Copy all the entries below exactly, but not the pictures.

##############################

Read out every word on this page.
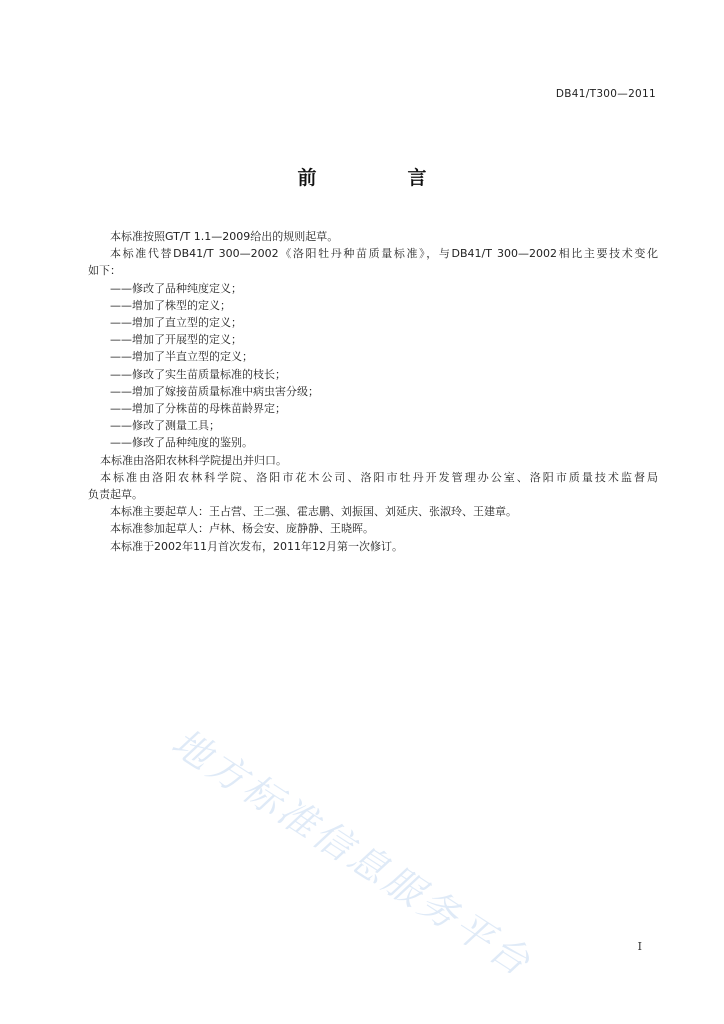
DB41/T300—2011
前　言

本标准按照GT/T 1.1—2009给出的规则起草。

本标准代替DB41/T 300—2002《洛阳牡丹种苗质量标准》，与DB41/T 300—2002相比主要技术变化

如下：

——修改了品种纯度定义；

——增加了株型的定义；

——增加了直立型的定义；

——增加了开展型的定义；

——增加了半直立型的定义；

——修改了实生苗质量标准的枝长；

——增加了嫁接苗质量标准中病虫害分级；

——增加了分株苗的母株苗龄界定；

——修改了测量工具；

——修改了品种纯度的鉴别。

本标准由洛阳农林科学院提出并归口。

本标准由洛阳农林科学院、洛阳市花木公司、洛阳市牡丹开发管理办公室、洛阳市质量技术监督局

负责起草。

本标准主要起草人：王占营、王二强、霍志鹏、刘振国、刘延庆、张淑玲、王建章。

本标准参加起草人：卢林、杨会安、庞静静、王晓晖。

本标准于2002年11月首次发布，2011年12月第一次修订。

地方标准信息服务平台	I
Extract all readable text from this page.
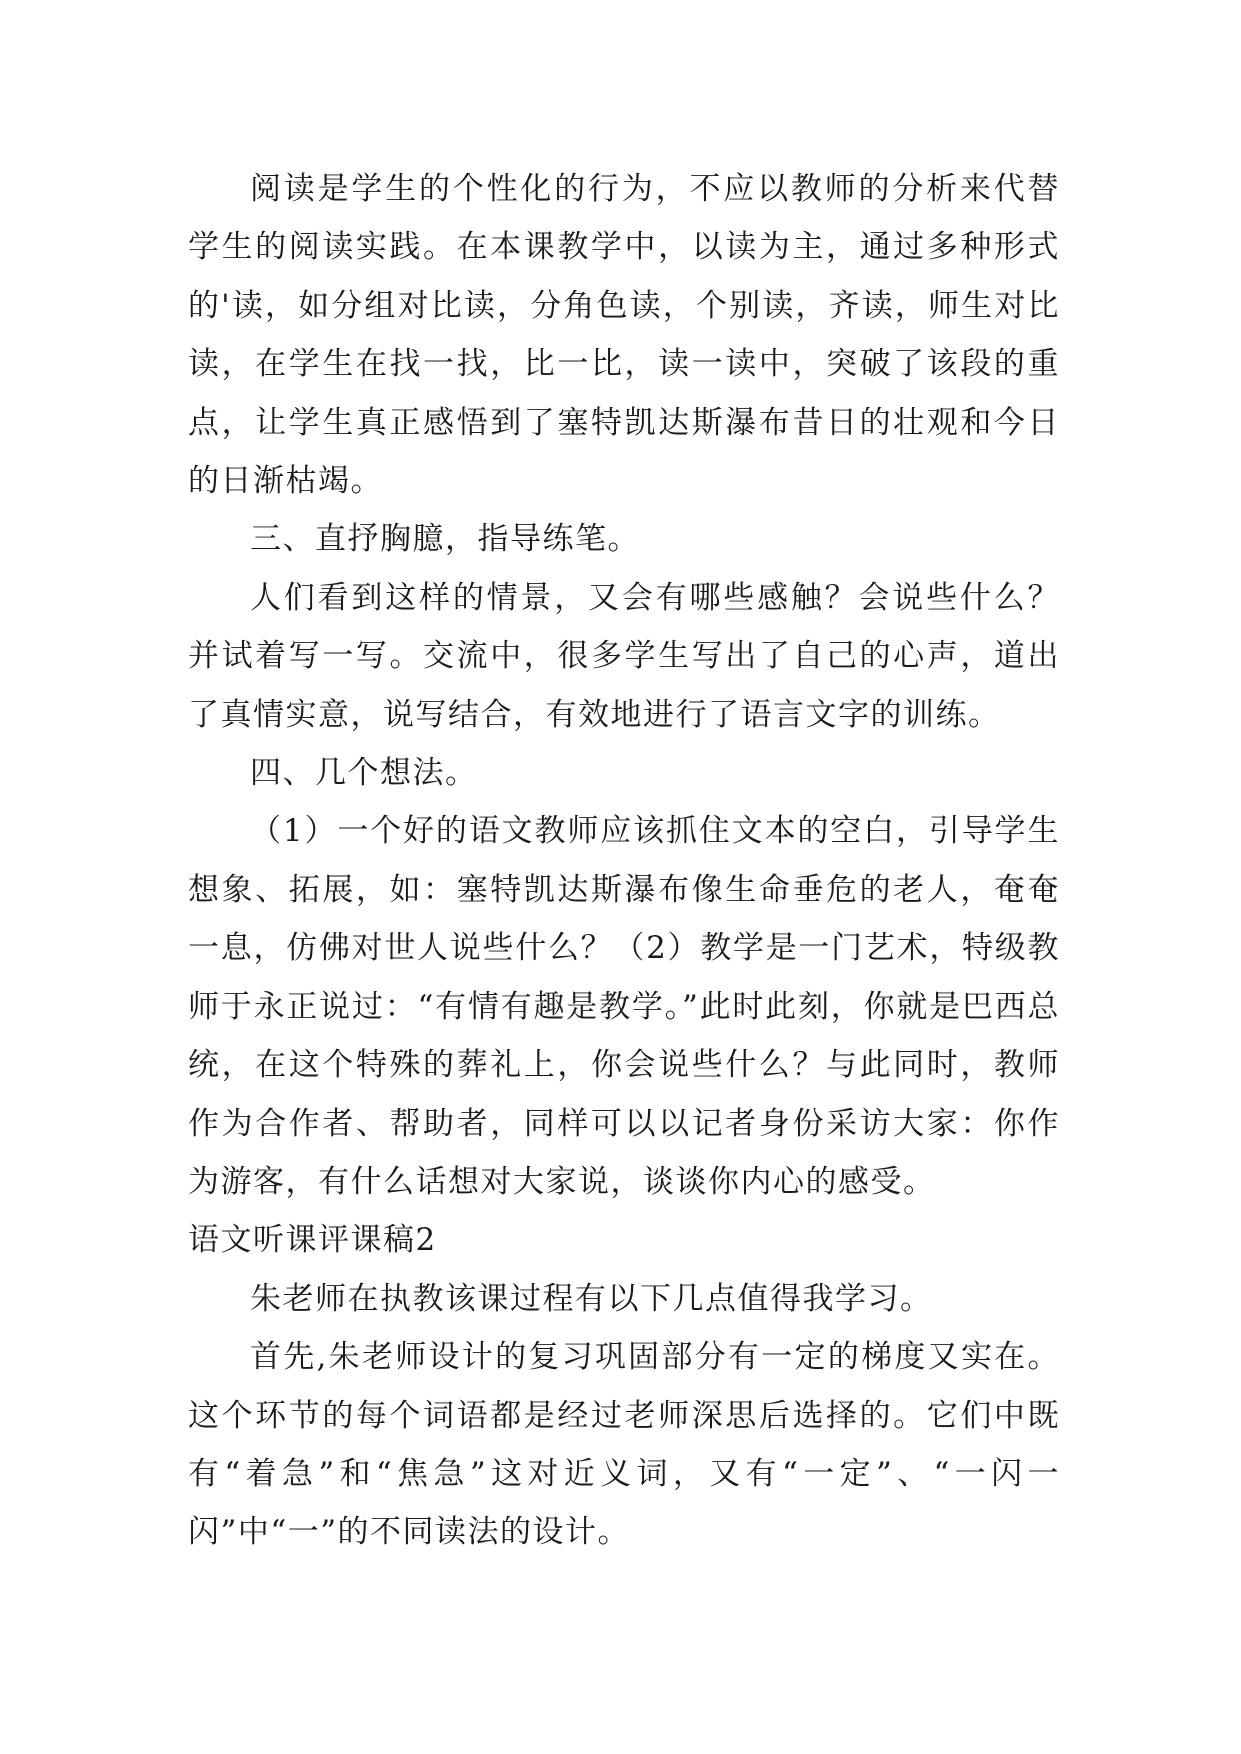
阅读是学生的个性化的行为，不应以教师的分析来代替学生的阅读实践。在本课教学中，以读为主，通过多种形式的'读，如分组对比读，分角色读，个别读，齐读，师生对比读，在学生在找一找，比一比，读一读中，突破了该段的重点，让学生真正感悟到了塞特凯达斯瀑布昔日的壮观和今日的日渐枯竭。

三、直抒胸臆，指导练笔。

人们看到这样的情景，又会有哪些感触？会说些什么？并试着写一写。交流中，很多学生写出了自己的心声，道出了真情实意，说写结合，有效地进行了语言文字的训练。

四、几个想法。

（1）一个好的语文教师应该抓住文本的空白，引导学生想象、拓展，如：塞特凯达斯瀑布像生命垂危的老人，奄奄一息，仿佛对世人说些什么？（2）教学是一门艺术，特级教师于永正说过：“有情有趣是教学。”此时此刻，你就是巴西总统，在这个特殊的葬礼上，你会说些什么？与此同时，教师作为合作者、帮助者，同样可以以记者身份采访大家：你作为游客，有什么话想对大家说，谈谈你内心的感受。

语文听课评课稿2

朱老师在执教该课过程有以下几点值得我学习。

首先,朱老师设计的复习巩固部分有一定的梯度又实在。这个环节的每个词语都是经过老师深思后选择的。它们中既有“着急”和“焦急”这对近义词，又有“一定”、“一闪一闪”中“一”的不同读法的设计。
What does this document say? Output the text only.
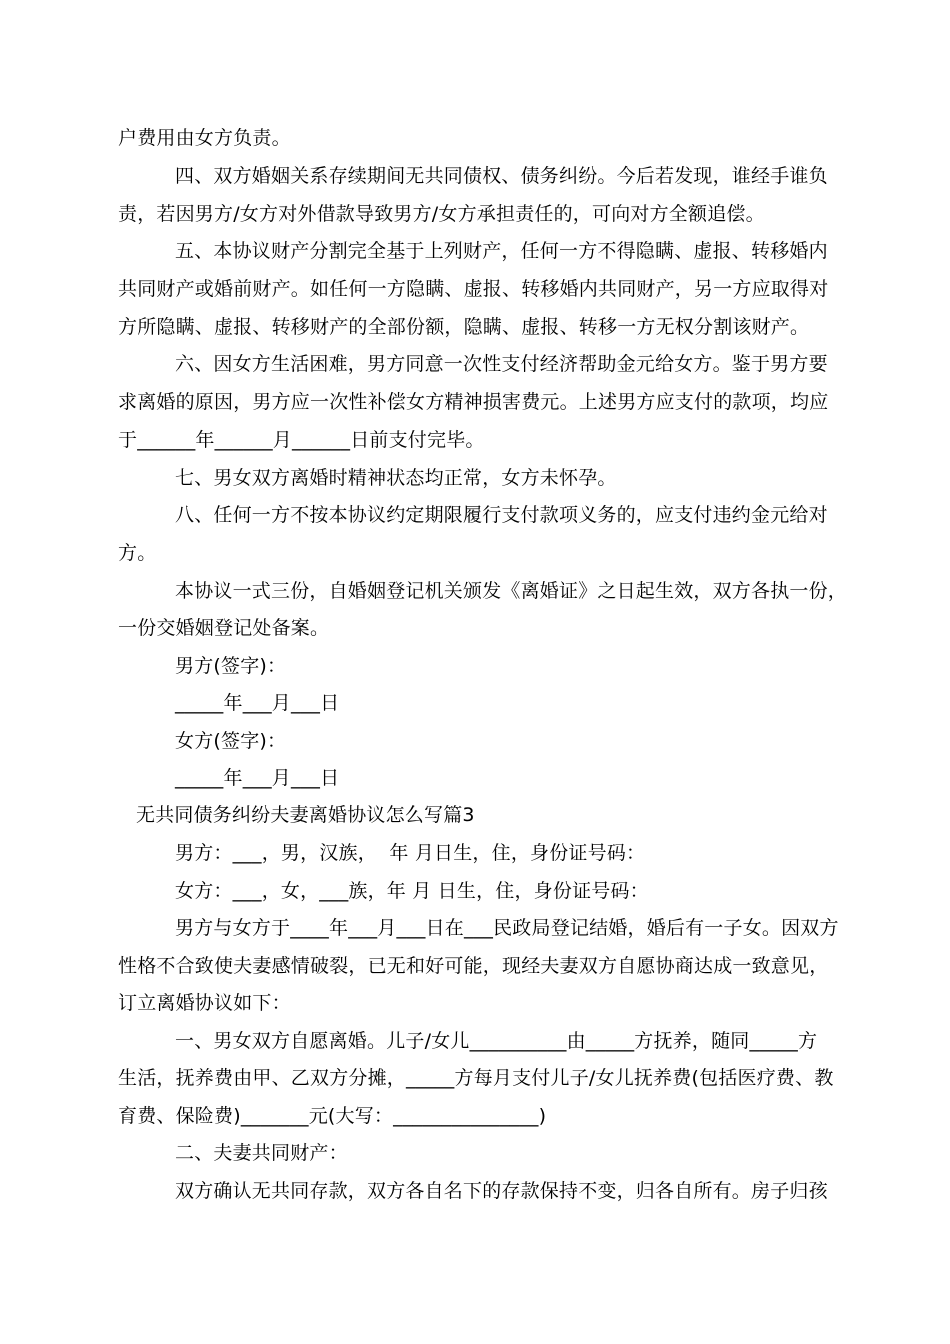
户费用由女方负责。
四、双方婚姻关系存续期间无共同债权、债务纠纷。今后若发现，谁经手谁负
责，若因男方/女方对外借款导致男方/女方承担责任的，可向对方全额追偿。
五、本协议财产分割完全基于上列财产，任何一方不得隐瞒、虚报、转移婚内
共同财产或婚前财产。如任何一方隐瞒、虚报、转移婚内共同财产，另一方应取得对
方所隐瞒、虚报、转移财产的全部份额，隐瞒、虚报、转移一方无权分割该财产。
六、因女方生活困难，男方同意一次性支付经济帮助金元给女方。鉴于男方要
求离婚的原因，男方应一次性补偿女方精神损害费元。上述男方应支付的款项，均应
于______年______月______日前支付完毕。
七、男女双方离婚时精神状态均正常，女方未怀孕。
八、任何一方不按本协议约定期限履行支付款项义务的，应支付违约金元给对
方。
本协议一式三份，自婚姻登记机关颁发《离婚证》之日起生效，双方各执一份，
一份交婚姻登记处备案。
男方(签字)：
_____年___月___日
女方(签字)：
_____年___月___日
无共同债务纠纷夫妻离婚协议怎么写篇3
男方：___，男，汉族，  年 月日生，住，身份证号码：
女方：___，女，___族，年 月 日生，住，身份证号码：
男方与女方于____年___月___日在___民政局登记结婚，婚后有一子女。因双方
性格不合致使夫妻感情破裂，已无和好可能，现经夫妻双方自愿协商达成一致意见，
订立离婚协议如下：
一、男女双方自愿离婚。儿子/女儿__________由_____方抚养，随同_____方
生活，抚养费由甲、乙双方分摊，_____方每月支付儿子/女儿抚养费(包括医疗费、教
育费、保险费)_______元(大写：_______________)
二、夫妻共同财产：
双方确认无共同存款，双方各自名下的存款保持不变，归各自所有。房子归孩
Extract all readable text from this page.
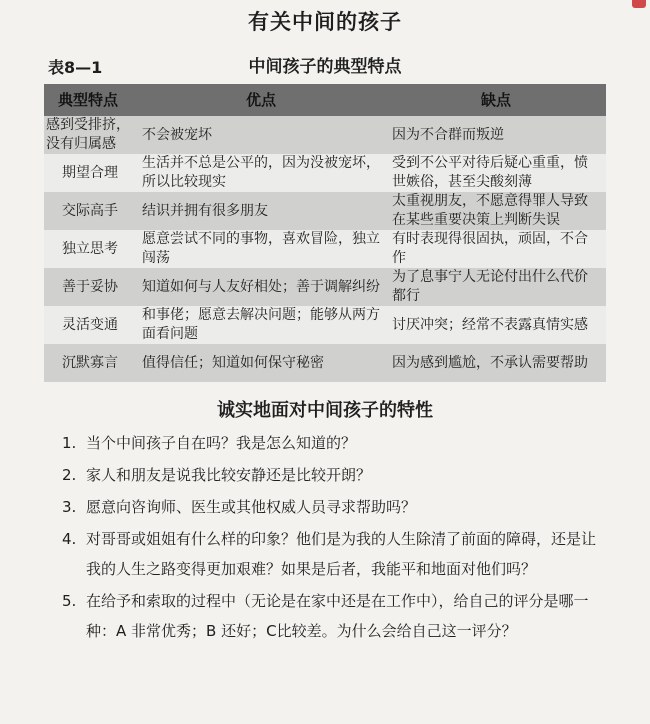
有关中间的孩子
表8—1	中间孩子的典型特点
典型特点	优点	缺点
感到受排挤，没有归属感	不会被宠坏	因为不合群而叛逆
期望合理	生活并不总是公平的，因为没被宠坏，所以比较现实	受到不公平对待后疑心重重，愤世嫉俗，甚至尖酸刻薄
交际高手	结识并拥有很多朋友	太重视朋友，不愿意得罪人导致在某些重要决策上判断失误
独立思考	愿意尝试不同的事物，喜欢冒险，独立闯荡	有时表现得很固执，顽固，不合作
善于妥协	知道如何与人友好相处；善于调解纠纷	为了息事宁人无论付出什么代价都行
灵活变通	和事佬；愿意去解决问题；能够从两方面看问题	讨厌冲突；经常不表露真情实感
沉默寡言	值得信任；知道如何保守秘密	因为感到尴尬，不承认需要帮助
诚实地面对中间孩子的特性
1. 当个中间孩子自在吗？我是怎么知道的？
2. 家人和朋友是说我比较安静还是比较开朗？
3. 愿意向咨询师、医生或其他权威人员寻求帮助吗？
4. 对哥哥或姐姐有什么样的印象？他们是为我的人生除清了前面的障碍，还是让我的人生之路变得更加艰难？如果是后者，我能平和地面对他们吗？
5. 在给予和索取的过程中（无论是在家中还是在工作中），给自己的评分是哪一种：A 非常优秀；B 还好；C比较差。为什么会给自己这一评分？
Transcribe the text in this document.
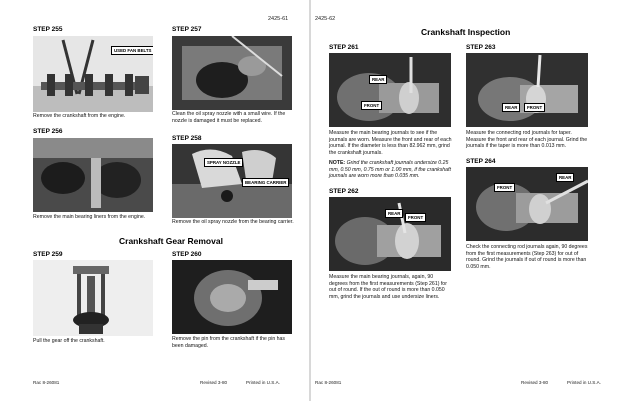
2425-61
STEP 255
USED FAN BELTS
Remove the crankshaft from the engine.
STEP 257
Clean the oil spray nozzle with a small wire. If the nozzle is damaged it must be replaced.
STEP 256
Remove the main bearing liners from the engine.
STEP 258
SPRAY NOZZLE
BEARING CARRIER
Remove the oil spray nozzle from the bearing carrier.
Crankshaft Gear Removal
STEP 259
Pull the gear off the crankshaft.
STEP 260
Remove the pin from the crankshaft if the pin has been damaged.
Rac 8-26081	Revised 3-80	Printed in U.S.A.
2425-62
Crankshaft Inspection
STEP 261
REAR
FRONT
Measure the main bearing journals to see if the journals are worn. Measure the front and rear of each journal. If the diameter is less than 82.962 mm, grind the crankshaft journals.
NOTE: Grind the crankshaft journals undersize 0.25 mm, 0.50 mm, 0.75 mm or 1.00 mm, if the crankshaft journals are worn more than 0.035 mm.
STEP 262
REAR
FRONT
Measure the main bearing journals, again, 90 degrees from the first measurements (Step 261) for out of round. If the out of round is more than 0.050 mm, grind the journals and use undersize liners.
STEP 263
REAR	FRONT
Measure the connecting rod journals for taper. Measure the front and rear of each journal. Grind the journals if the taper is more than 0.013 mm.
STEP 264
REAR
FRONT
Check the connecting rod journals again, 90 degrees from the first measurements (Step 263) for out of round. Grind the journals if out of round is more than 0.050 mm.
Rac 8-26081	Revised 3-80	Printed in U.S.A.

##############################

» **Final result**
Read out every word on this page.
DB41/T300—2011
前　言

本标准按照GT/T 1.1—2009给出的规则起草。

本标准代替DB41/T 300—2002《洛阳牡丹种苗质量标准》，与DB41/T 300—2002相比主要技术变化

如下：

——修改了品种纯度定义；

——增加了株型的定义；

——增加了直立型的定义；

——增加了开展型的定义；

——增加了半直立型的定义；

——修改了实生苗质量标准的枝长；

——增加了嫁接苗质量标准中病虫害分级；

——增加了分株苗的母株苗龄界定；

——修改了测量工具；

——修改了品种纯度的鉴别。

本标准由洛阳农林科学院提出并归口。

本标准由洛阳农林科学院、洛阳市花木公司、洛阳市牡丹开发管理办公室、洛阳市质量技术监督局

负责起草。

本标准主要起草人：王占营、王二强、霍志鹏、刘振国、刘延庆、张淑玲、王建章。

本标准参加起草人：卢林、杨会安、庞静静、王晓晖。

本标准于2002年11月首次发布，2011年12月第一次修订。

地方标准信息服务平台	I
Extract all readable text from this page.
阅读是学生的个性化的行为，不应以教师的分析来代替学生的阅读实践。在本课教学中，以读为主，通过多种形式的'读，如分组对比读，分角色读，个别读，齐读，师生对比读，在学生在找一找，比一比，读一读中，突破了该段的重点，让学生真正感悟到了塞特凯达斯瀑布昔日的壮观和今日的日渐枯竭。

三、直抒胸臆，指导练笔。

人们看到这样的情景，又会有哪些感触？会说些什么？并试着写一写。交流中，很多学生写出了自己的心声，道出了真情实意，说写结合，有效地进行了语言文字的训练。

四、几个想法。

（1）一个好的语文教师应该抓住文本的空白，引导学生想象、拓展，如：塞特凯达斯瀑布像生命垂危的老人，奄奄一息，仿佛对世人说些什么？（2）教学是一门艺术，特级教师于永正说过：“有情有趣是教学。”此时此刻，你就是巴西总统，在这个特殊的葬礼上，你会说些什么？与此同时，教师作为合作者、帮助者，同样可以以记者身份采访大家：你作为游客，有什么话想对大家说，谈谈你内心的感受。

语文听课评课稿2

朱老师在执教该课过程有以下几点值得我学习。

首先,朱老师设计的复习巩固部分有一定的梯度又实在。这个环节的每个词语都是经过老师深思后选择的。它们中既有“着急”和“焦急”这对近义词，又有“一定”、“一闪一闪”中“一”的不同读法的设计。
What does this document say? Output the text only.
户费用由女方负责。
四、双方婚姻关系存续期间无共同债权、债务纠纷。今后若发现，谁经手谁负
责，若因男方/女方对外借款导致男方/女方承担责任的，可向对方全额追偿。
五、本协议财产分割完全基于上列财产，任何一方不得隐瞒、虚报、转移婚内
共同财产或婚前财产。如任何一方隐瞒、虚报、转移婚内共同财产，另一方应取得对
方所隐瞒、虚报、转移财产的全部份额，隐瞒、虚报、转移一方无权分割该财产。
六、因女方生活困难，男方同意一次性支付经济帮助金元给女方。鉴于男方要
求离婚的原因，男方应一次性补偿女方精神损害费元。上述男方应支付的款项，均应
于______年______月______日前支付完毕。
七、男女双方离婚时精神状态均正常，女方未怀孕。
八、任何一方不按本协议约定期限履行支付款项义务的，应支付违约金元给对
方。
本协议一式三份，自婚姻登记机关颁发《离婚证》之日起生效，双方各执一份，
一份交婚姻登记处备案。
男方(签字)：
_____年___月___日
女方(签字)：
_____年___月___日
无共同债务纠纷夫妻离婚协议怎么写篇3
男方：___，男，汉族，  年 月日生，住，身份证号码：
女方：___，女，___族，年 月 日生，住，身份证号码：
男方与女方于____年___月___日在___民政局登记结婚，婚后有一子女。因双方
性格不合致使夫妻感情破裂，已无和好可能，现经夫妻双方自愿协商达成一致意见，
订立离婚协议如下：
一、男女双方自愿离婚。儿子/女儿__________由_____方抚养，随同_____方
生活，抚养费由甲、乙双方分摊，_____方每月支付儿子/女儿抚养费(包括医疗费、教
育费、保险费)_______元(大写：_______________)
二、夫妻共同财产：
双方确认无共同存款，双方各自名下的存款保持不变，归各自所有。房子归孩
Extract all readable text from this page.
有关中间的孩子
表8—1	中间孩子的典型特点
典型特点	优点	缺点
感到受排挤，没有归属感	不会被宠坏	因为不合群而叛逆
期望合理	生活并不总是公平的，因为没被宠坏，所以比较现实	受到不公平对待后疑心重重，愤世嫉俗，甚至尖酸刻薄
交际高手	结识并拥有很多朋友	太重视朋友，不愿意得罪人导致在某些重要决策上判断失误
独立思考	愿意尝试不同的事物，喜欢冒险，独立闯荡	有时表现得很固执，顽固，不合作
善于妥协	知道如何与人友好相处；善于调解纠纷	为了息事宁人无论付出什么代价都行
灵活变通	和事佬；愿意去解决问题；能够从两方面看问题	讨厌冲突；经常不表露真情实感
沉默寡言	值得信任；知道如何保守秘密	因为感到尴尬，不承认需要帮助
诚实地面对中间孩子的特性
1. 当个中间孩子自在吗？我是怎么知道的？
2. 家人和朋友是说我比较安静还是比较开朗？
3. 愿意向咨询师、医生或其他权威人员寻求帮助吗？
4. 对哥哥或姐姐有什么样的印象？他们是为我的人生除清了前面的障碍，还是让我的人生之路变得更加艰难？如果是后者，我能平和地面对他们吗？
5. 在给予和索取的过程中（无论是在家中还是在工作中），给自己的评分是哪一种：A 非常优秀；B 还好；C比较差。为什么会给自己这一评分？
Transcribe the text in this document.
2425-61
STEP 255
USED FAN BELTS
Remove the crankshaft from the engine.
STEP 257
Clean the oil spray nozzle with a small wire. If the nozzle is damaged it must be replaced.
STEP 256
Remove the main bearing liners from the engine.
STEP 258
SPRAY NOZZLE
BEARING CARRIER
Remove the oil spray nozzle from the bearing carrier.
Crankshaft Gear Removal
STEP 259
Pull the gear off the crankshaft.
STEP 260
Remove the pin from the crankshaft if the pin has been damaged.
Rac 8-26081	Revised 3-80	Printed in U.S.A.
2425-62
Crankshaft Inspection
STEP 261
REAR
FRONT
Measure the main bearing journals to see if the journals are worn. Measure the front and rear of each journal. If the diameter is less than 82.962 mm, grind the crankshaft journals.
NOTE: Grind the crankshaft journals undersize 0.25 mm, 0.50 mm, 0.75 mm or 1.00 mm, if the crankshaft journals are worn more than 0.035 mm.
STEP 262
REAR
FRONT
Measure the main bearing journals, again, 90 degrees from the first measurements (Step 261) for out of round. If the out of round is more than 0.050 mm, grind the journals and use undersize liners.
STEP 263
REAR	FRONT
Measure the connecting rod journals for taper. Measure the front and rear of each journal. Grind the journals if the taper is more than 0.013 mm.
STEP 264
REAR
FRONT
Check the connecting rod journals again, 90 degrees from the first measurements (Step 263) for out of round. Grind the journals if out of round is more than 0.050 mm.
Rac 8-26081	Revised 3-80	Printed in U.S.A.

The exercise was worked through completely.